> [DATA ENTRIES]
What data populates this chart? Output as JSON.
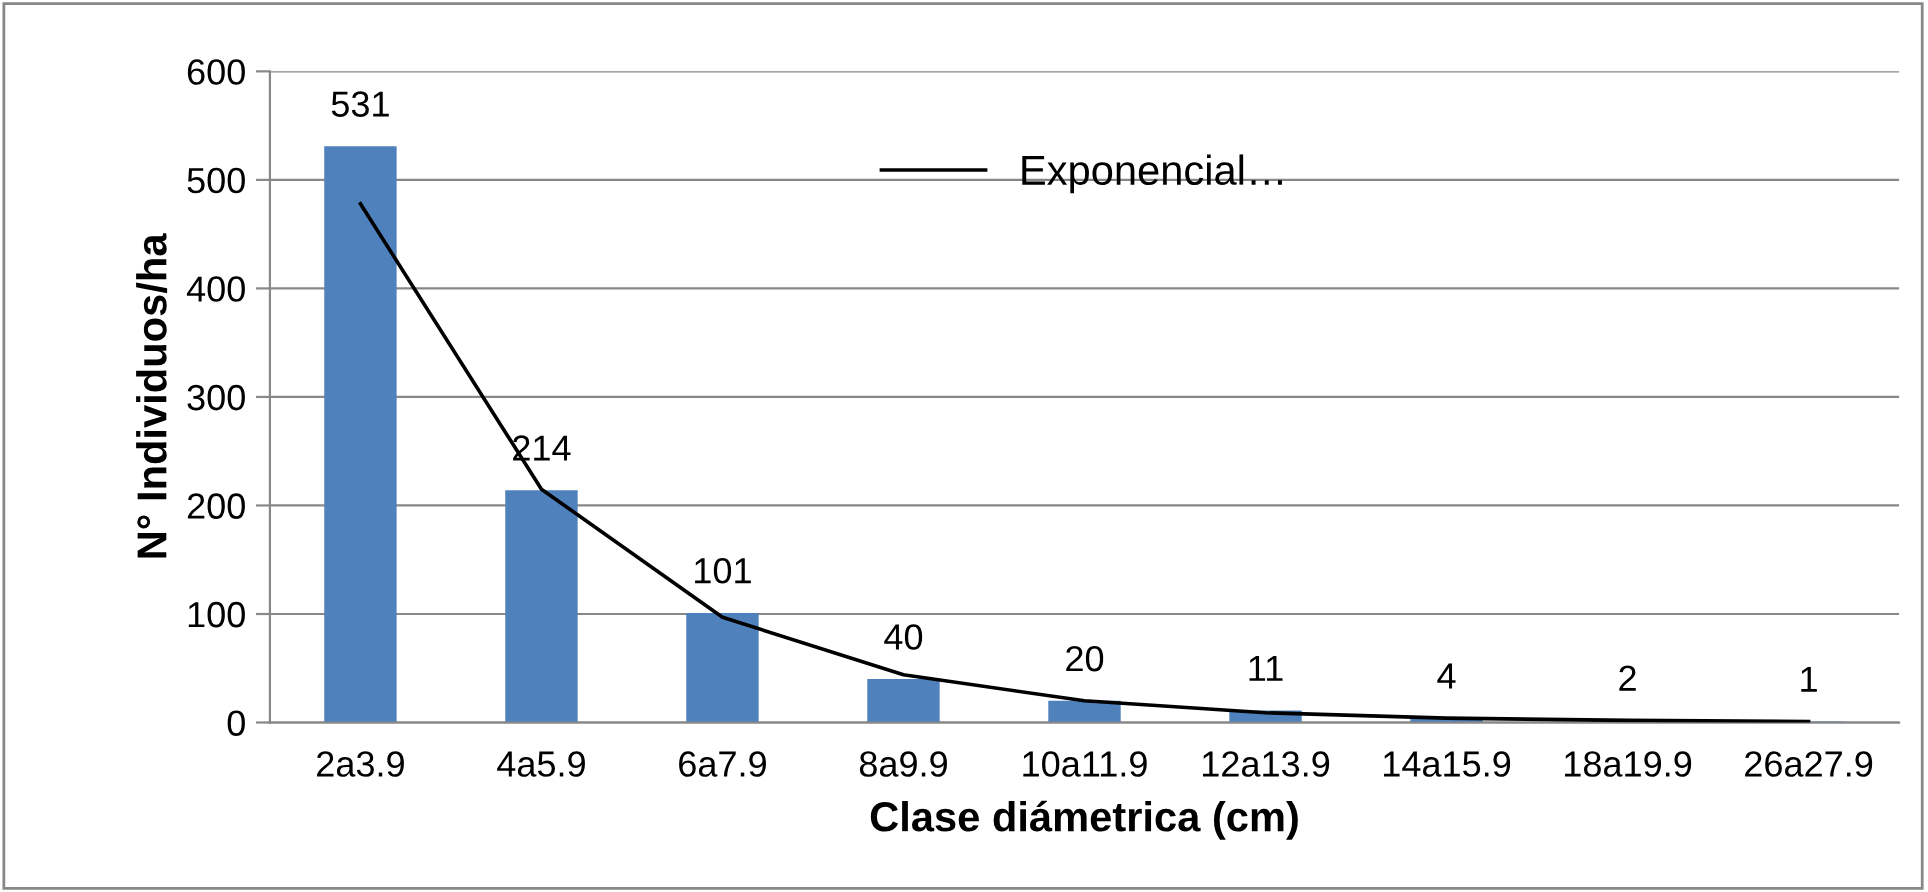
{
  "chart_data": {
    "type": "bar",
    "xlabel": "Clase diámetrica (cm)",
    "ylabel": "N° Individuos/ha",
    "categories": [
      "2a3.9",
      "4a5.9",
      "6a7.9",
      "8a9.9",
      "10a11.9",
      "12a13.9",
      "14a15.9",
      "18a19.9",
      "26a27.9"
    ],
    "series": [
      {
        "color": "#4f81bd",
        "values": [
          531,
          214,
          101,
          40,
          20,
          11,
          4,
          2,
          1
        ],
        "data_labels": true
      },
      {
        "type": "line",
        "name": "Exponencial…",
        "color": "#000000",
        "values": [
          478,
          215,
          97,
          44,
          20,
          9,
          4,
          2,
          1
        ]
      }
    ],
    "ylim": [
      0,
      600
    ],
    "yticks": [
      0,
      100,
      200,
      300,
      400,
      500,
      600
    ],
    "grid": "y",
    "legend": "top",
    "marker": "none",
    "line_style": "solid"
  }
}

> [WHAT YOU SHOULD DO]
Write out the whole listing exactly, and drop the pictures.

> [RIGHT ANSWER]
What data populates this chart? Output as JSON.
{
  "chart_data": {
    "type": "bar",
    "xlabel": "Clase diámetrica (cm)",
    "ylabel": "N° Individuos/ha",
    "categories": [
      "2a3.9",
      "4a5.9",
      "6a7.9",
      "8a9.9",
      "10a11.9",
      "12a13.9",
      "14a15.9",
      "18a19.9",
      "26a27.9"
    ],
    "series": [
      {
        "color": "#4f81bd",
        "values": [
          531,
          214,
          101,
          40,
          20,
          11,
          4,
          2,
          1
        ],
        "data_labels": true
      },
      {
        "type": "line",
        "name": "Exponencial…",
        "color": "#000000",
        "values": [
          478,
          215,
          97,
          44,
          20,
          9,
          4,
          2,
          1
        ]
      }
    ],
    "ylim": [
      0,
      600
    ],
    "yticks": [
      0,
      100,
      200,
      300,
      400,
      500,
      600
    ],
    "grid": "y",
    "legend": "top",
    "marker": "none",
    "line_style": "solid"
  }
}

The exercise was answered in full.